Stated task — Gather up the lines with the word "name" in them.

-- Start of Recorded data --

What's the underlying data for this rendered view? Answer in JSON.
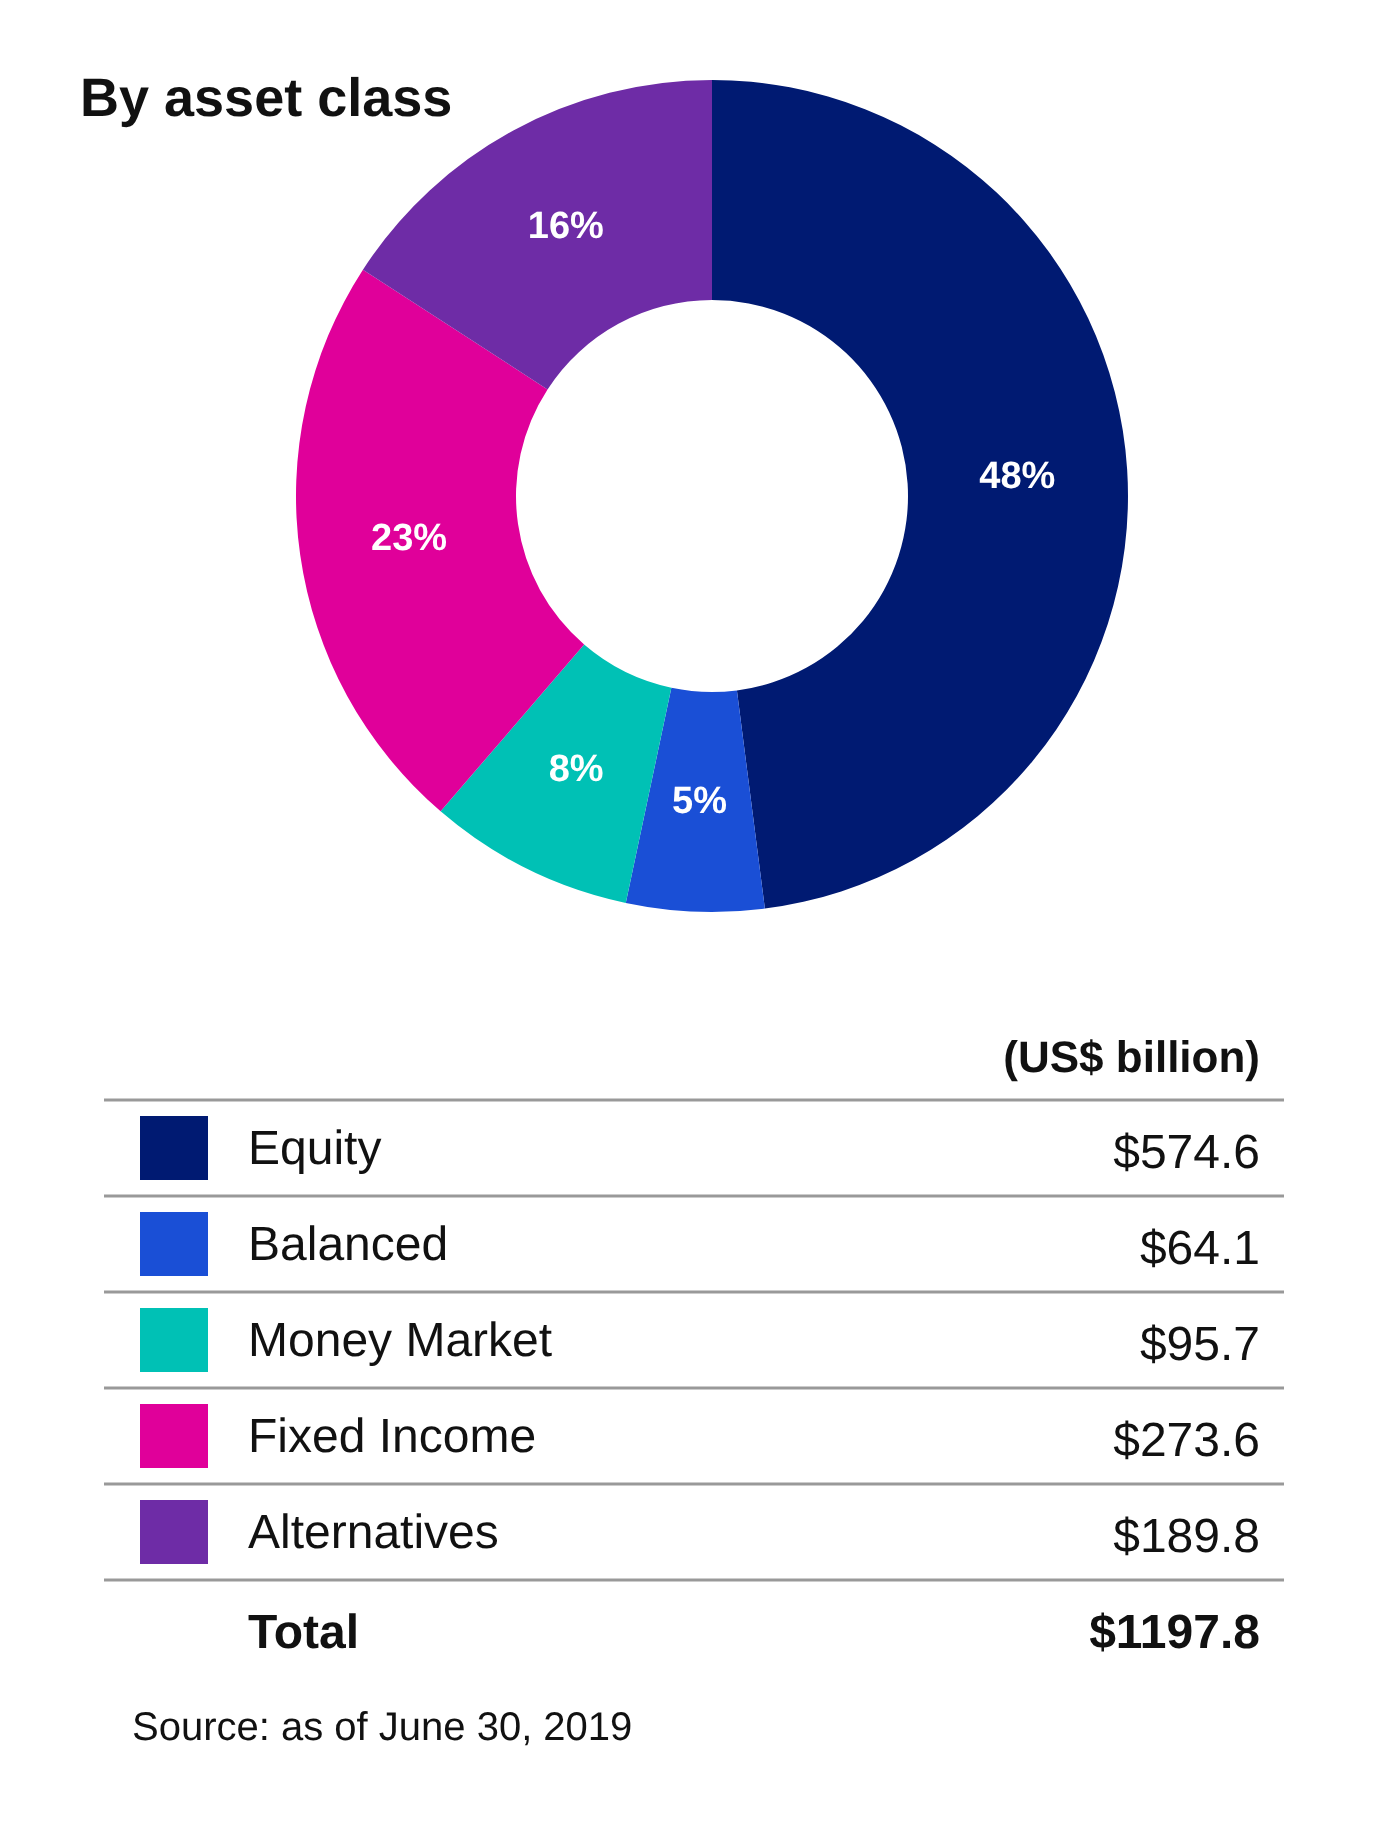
{
  "chart_data": {
    "type": "donut",
    "title": "By asset class",
    "legend_title": "(US$ billion)",
    "categories": [
      "Equity",
      "Balanced",
      "Money Market",
      "Fixed Income",
      "Alternatives"
    ],
    "values": [
      574.6,
      64.1,
      95.7,
      273.6,
      189.8
    ],
    "colors": [
      "#001a72",
      "#1a4fd6",
      "#00c1b5",
      "#e0009a",
      "#6e2ca6"
    ],
    "value_labels": [
      "$574.6",
      "$64.1",
      "$95.7",
      "$273.6",
      "$189.8"
    ],
    "totals": [
      "$1197.8"
    ],
    "legend": "bottom",
    "annotations": [
      {
        "text": "48%",
        "x": "Equity"
      },
      {
        "text": "5%",
        "x": "Balanced"
      },
      {
        "text": "8%",
        "x": "Money Market"
      },
      {
        "text": "23%",
        "x": "Fixed Income"
      },
      {
        "text": "16%",
        "x": "Alternatives"
      },
      "Total",
      "Source: as of June 30, 2019"
    ]
  }
}
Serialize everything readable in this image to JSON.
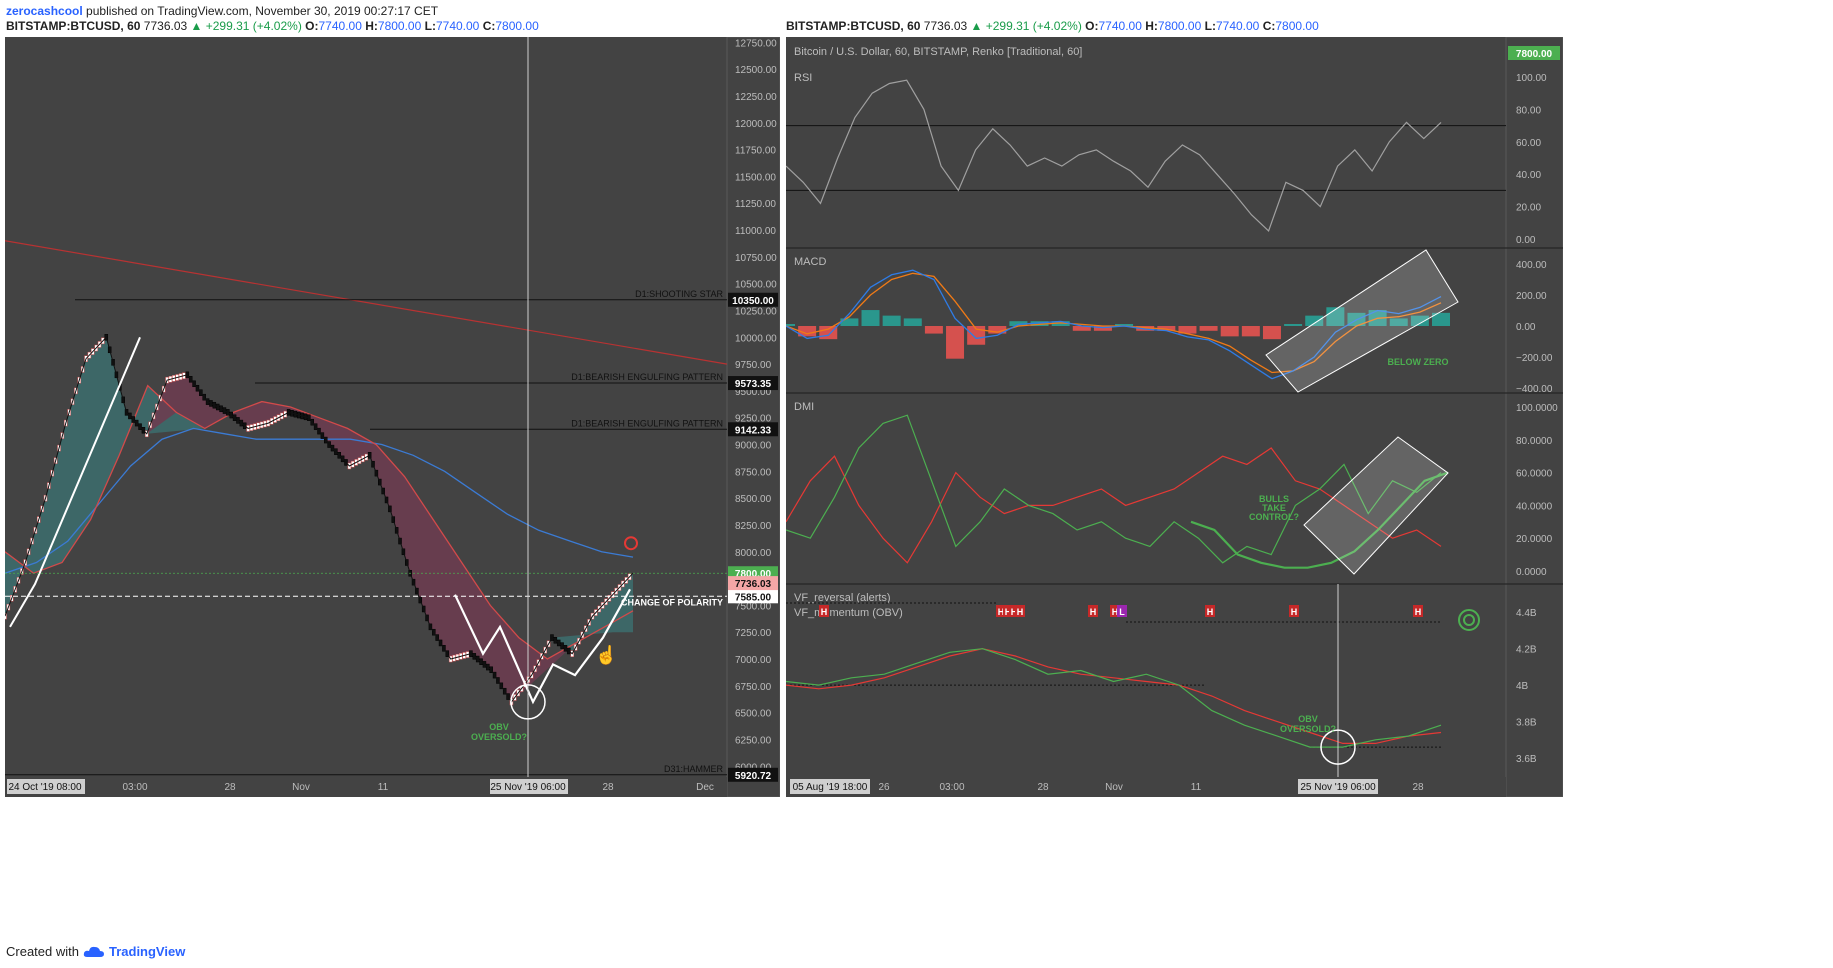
{
  "publish_line": {
    "author": "zerocashcool",
    "text": "published on TradingView.com, November 30, 2019 00:27:17 CET"
  },
  "left_header": {
    "symbol": "BITSTAMP:BTCUSD, 60",
    "price": "7736.03",
    "change": "▲ +299.31 (+4.02%)",
    "o_label": "O:",
    "o": "7740.00",
    "h_label": "H:",
    "h": "7800.00",
    "l_label": "L:",
    "l": "7740.00",
    "c_label": "C:",
    "c": "7800.00"
  },
  "right_header": {
    "symbol": "BITSTAMP:BTCUSD, 60",
    "price": "7736.03",
    "change": "▲ +299.31 (+4.02%)",
    "o_label": "O:",
    "o": "7740.00",
    "h_label": "H:",
    "h": "7800.00",
    "l_label": "L:",
    "l": "7740.00",
    "c_label": "C:",
    "c": "7800.00"
  },
  "footer": {
    "created_with": "Created with",
    "brand": "TradingView",
    "icon": "tradingview-cloud-icon"
  },
  "colors": {
    "panel_bg": "#434343",
    "brick_up": "#ffffff",
    "brick_down": "#111111",
    "fill_teal": "#3d6b6b",
    "fill_maroon": "#6b3d50",
    "ma_blue": "#3b7bd4",
    "ma_red": "#d24a4a",
    "trend_red": "#b83232",
    "green": "#4caf50",
    "orange": "#f07a16",
    "teal": "#26a69a",
    "salmon": "#ef5350",
    "price_tag_green": "#4caf50",
    "price_tag_pink": "#f4a6a6"
  },
  "chart_data": [
    {
      "type": "line",
      "subtype": "renko",
      "name": "main",
      "ylim": [
        5900,
        12800
      ],
      "y_ticks": [
        "12750.00",
        "12500.00",
        "12250.00",
        "12000.00",
        "11750.00",
        "11500.00",
        "11250.00",
        "11000.00",
        "10750.00",
        "10500.00",
        "10250.00",
        "10000.00",
        "9750.00",
        "9500.00",
        "9250.00",
        "9000.00",
        "8750.00",
        "8500.00",
        "8250.00",
        "8000.00",
        "7750.00",
        "7500.00",
        "7250.00",
        "7000.00",
        "6750.00",
        "6500.00",
        "6250.00",
        "6000.00"
      ],
      "x_labels": [
        "24 Oct '19   08:00",
        "03:00",
        "28",
        "Nov",
        "11",
        "25 Nov '19   06:00",
        "28",
        "Dec"
      ],
      "price_path": [
        7400,
        7900,
        8500,
        9200,
        9800,
        10000,
        9300,
        9100,
        9600,
        9650,
        9400,
        9300,
        9150,
        9200,
        9300,
        9250,
        9000,
        8800,
        8900,
        8400,
        7800,
        7300,
        7000,
        7050,
        6900,
        6600,
        6850,
        7200,
        7050,
        7400,
        7600,
        7800
      ],
      "ma_blue": [
        7800,
        7900,
        8100,
        8450,
        8800,
        9050,
        9150,
        9100,
        9050,
        9050,
        9050,
        9050,
        9000,
        8900,
        8750,
        8550,
        8350,
        8200,
        8100,
        8000,
        7950
      ],
      "ma_red": [
        8000,
        7800,
        7900,
        8300,
        8900,
        9550,
        9300,
        9150,
        9300,
        9400,
        9350,
        9250,
        9150,
        9000,
        8700,
        8300,
        7900,
        7500,
        7200,
        7000,
        7150,
        7300,
        7450
      ],
      "horizontal_levels": [
        {
          "label": "D1:SHOOTING STAR",
          "value": 10350.0,
          "tag": "10350.00"
        },
        {
          "label": "D1:BEARISH ENGULFING PATTERN",
          "value": 9573.35,
          "tag": "9573.35"
        },
        {
          "label": "D1:BEARISH ENGULFING PATTERN",
          "value": 9142.33,
          "tag": "9142.33"
        },
        {
          "label": "CHANGE OF POLARITY",
          "value": 7585.0,
          "tag": "7585.00"
        },
        {
          "label": "D31:HAMMER",
          "value": 5920.72,
          "tag": "5920.72"
        }
      ],
      "price_tags": [
        {
          "value": 7800.0,
          "tag": "7800.00"
        },
        {
          "value": 7736.03,
          "tag": "7736.03"
        }
      ],
      "trend_line": [
        10900,
        9750
      ],
      "annotations": [
        "OBV\nOVERSOLD?"
      ],
      "crosshair_x": "25 Nov '19   06:00"
    },
    {
      "type": "line",
      "name": "RSI",
      "title": "Bitcoin / U.S. Dollar, 60, BITSTAMP, Renko [Traditional, 60]",
      "ylim": [
        0,
        100
      ],
      "y_ticks": [
        "100.00",
        "80.00",
        "60.00",
        "40.00",
        "20.00",
        "0.00"
      ],
      "levels": [
        70,
        30
      ],
      "price_tag": "7800.00",
      "values": [
        45,
        35,
        22,
        50,
        75,
        90,
        96,
        98,
        80,
        45,
        30,
        55,
        68,
        58,
        45,
        50,
        45,
        52,
        55,
        48,
        42,
        32,
        48,
        58,
        52,
        40,
        28,
        15,
        5,
        35,
        30,
        20,
        45,
        55,
        42,
        60,
        72,
        62,
        72
      ]
    },
    {
      "type": "bar",
      "name": "MACD",
      "ylim": [
        -420,
        420
      ],
      "y_ticks": [
        "400.00",
        "200.00",
        "0.00",
        "−200.00",
        "−400.00"
      ],
      "macd": [
        0,
        -80,
        -60,
        80,
        250,
        330,
        360,
        300,
        50,
        -80,
        -60,
        10,
        20,
        30,
        0,
        -10,
        0,
        -20,
        -30,
        -70,
        -90,
        -160,
        -250,
        -340,
        -290,
        -200,
        -40,
        40,
        100,
        80,
        120,
        190
      ],
      "signal": [
        0,
        -50,
        -20,
        60,
        200,
        300,
        340,
        320,
        160,
        -20,
        -40,
        0,
        10,
        20,
        10,
        0,
        0,
        -10,
        -20,
        -50,
        -80,
        -130,
        -220,
        -300,
        -290,
        -230,
        -100,
        0,
        50,
        60,
        90,
        150
      ],
      "annotations": [
        "BELOW ZERO"
      ]
    },
    {
      "type": "line",
      "name": "DMI",
      "ylim": [
        0,
        100
      ],
      "y_ticks": [
        "100.0000",
        "80.0000",
        "60.0000",
        "40.0000",
        "20.0000",
        "0.0000"
      ],
      "plus_di": [
        25,
        20,
        45,
        75,
        90,
        95,
        55,
        15,
        30,
        50,
        40,
        35,
        25,
        30,
        20,
        15,
        30,
        20,
        5,
        15,
        10,
        40,
        50,
        65,
        35,
        55,
        48,
        60
      ],
      "minus_di": [
        30,
        55,
        70,
        40,
        20,
        5,
        30,
        60,
        45,
        35,
        40,
        40,
        45,
        50,
        40,
        45,
        50,
        60,
        70,
        65,
        75,
        55,
        50,
        40,
        30,
        20,
        25,
        15
      ],
      "adx": [
        30,
        25,
        10,
        5,
        2,
        2,
        5,
        12,
        25,
        40,
        55,
        60
      ],
      "annotations": [
        "BULLS\nTAKE\nCONTROL?"
      ]
    },
    {
      "type": "line",
      "name": "VF_momentum (OBV)",
      "labels": [
        "VF_reversal (alerts)",
        "VF_momentum (OBV)"
      ],
      "y_ticks": [
        "4.4B",
        "4.2B",
        "4B",
        "3.8B",
        "3.6B"
      ],
      "ylim": [
        3.6,
        4.5
      ],
      "obv": [
        4.02,
        4.0,
        4.04,
        4.06,
        4.12,
        4.18,
        4.2,
        4.14,
        4.06,
        4.08,
        4.02,
        4.06,
        4.0,
        3.86,
        3.78,
        3.72,
        3.66,
        3.66,
        3.7,
        3.72,
        3.78
      ],
      "obv_ma": [
        4.0,
        3.98,
        4.0,
        4.04,
        4.1,
        4.16,
        4.2,
        4.16,
        4.1,
        4.06,
        4.04,
        4.02,
        4.0,
        3.94,
        3.86,
        3.8,
        3.74,
        3.68,
        3.68,
        3.72,
        3.74
      ],
      "alerts": [
        "H",
        "H",
        "H",
        "H",
        "H",
        "H",
        "H",
        "L",
        "H",
        "H",
        "H"
      ],
      "x_labels": [
        "05 Aug '19   18:00",
        "26",
        "03:00",
        "28",
        "Nov",
        "11",
        "25 Nov '19   06:00",
        "28"
      ],
      "annotations": [
        "OBV\nOVERSOLD?"
      ]
    }
  ]
}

-- End of Recorded data --

Answer below —
      "name": "main",
      "name": "RSI",
      "name": "MACD",
      "name": "DMI",
      "name": "VF_momentum (OBV)",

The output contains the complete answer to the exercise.